■ What is needed
Copy each line exactly.

■ Exercise data
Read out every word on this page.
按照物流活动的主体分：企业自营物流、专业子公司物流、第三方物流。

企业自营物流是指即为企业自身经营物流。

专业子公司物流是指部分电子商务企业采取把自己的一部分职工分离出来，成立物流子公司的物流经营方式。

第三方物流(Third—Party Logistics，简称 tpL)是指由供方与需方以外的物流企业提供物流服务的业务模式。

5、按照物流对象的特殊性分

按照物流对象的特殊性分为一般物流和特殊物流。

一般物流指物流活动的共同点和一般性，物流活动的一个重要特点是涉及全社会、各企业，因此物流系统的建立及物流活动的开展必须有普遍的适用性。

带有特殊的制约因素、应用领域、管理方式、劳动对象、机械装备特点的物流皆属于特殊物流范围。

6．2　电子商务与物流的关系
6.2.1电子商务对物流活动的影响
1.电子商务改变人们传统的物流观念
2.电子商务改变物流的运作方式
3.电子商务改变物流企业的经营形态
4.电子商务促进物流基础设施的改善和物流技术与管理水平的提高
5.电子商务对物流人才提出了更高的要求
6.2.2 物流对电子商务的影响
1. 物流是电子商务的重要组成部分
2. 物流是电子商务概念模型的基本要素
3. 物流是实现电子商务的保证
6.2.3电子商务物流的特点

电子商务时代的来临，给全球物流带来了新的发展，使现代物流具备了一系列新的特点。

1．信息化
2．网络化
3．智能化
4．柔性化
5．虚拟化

■ Solution for this task
Read out every word on this page.
按照物流活动的主体分：企业自营物流、专业子公司物流、第三方物流。

企业自营物流是指即为企业自身经营物流。

专业子公司物流是指部分电子商务企业采取把自己的一部分职工分离出来，成立物流子公司的物流经营方式。

第三方物流(Third—Party Logistics，简称 tpL)是指由供方与需方以外的物流企业提供物流服务的业务模式。

5、按照物流对象的特殊性分

按照物流对象的特殊性分为一般物流和特殊物流。

一般物流指物流活动的共同点和一般性，物流活动的一个重要特点是涉及全社会、各企业，因此物流系统的建立及物流活动的开展必须有普遍的适用性。

带有特殊的制约因素、应用领域、管理方式、劳动对象、机械装备特点的物流皆属于特殊物流范围。

6．2　电子商务与物流的关系
6.2.1电子商务对物流活动的影响
1.电子商务改变人们传统的物流观念
2.电子商务改变物流的运作方式
3.电子商务改变物流企业的经营形态
4.电子商务促进物流基础设施的改善和物流技术与管理水平的提高
5.电子商务对物流人才提出了更高的要求
6.2.2 物流对电子商务的影响
1. 物流是电子商务的重要组成部分
2. 物流是电子商务概念模型的基本要素
3. 物流是实现电子商务的保证
6.2.3电子商务物流的特点

电子商务时代的来临，给全球物流带来了新的发展，使现代物流具备了一系列新的特点。

1．信息化
2．网络化
3．智能化
4．柔性化
5．虚拟化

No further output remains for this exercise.